--- START OF RECORDS TO USE ---

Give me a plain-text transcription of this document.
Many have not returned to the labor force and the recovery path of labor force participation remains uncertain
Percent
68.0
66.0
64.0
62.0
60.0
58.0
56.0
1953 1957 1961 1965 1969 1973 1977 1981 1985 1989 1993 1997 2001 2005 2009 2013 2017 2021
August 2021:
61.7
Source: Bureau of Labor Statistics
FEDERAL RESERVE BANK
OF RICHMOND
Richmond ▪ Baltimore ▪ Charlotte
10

--- END OF RECORDS TO USE ---

▶ **OBJECTIVE**: Your task is to quote all of the data word for word.

▶ **EXERCISE RESPONSE**:
Give me a plain-text transcription of this document.
Many have not returned to the labor force and the recovery path of labor force participation remains uncertain
Percent
68.0
66.0
64.0
62.0
60.0
58.0
56.0
1953 1957 1961 1965 1969 1973 1977 1981 1985 1989 1993 1997 2001 2005 2009 2013 2017 2021
August 2021:
61.7
Source: Bureau of Labor Statistics
FEDERAL RESERVE BANK
OF RICHMOND
Richmond ▪ Baltimore ▪ Charlotte
10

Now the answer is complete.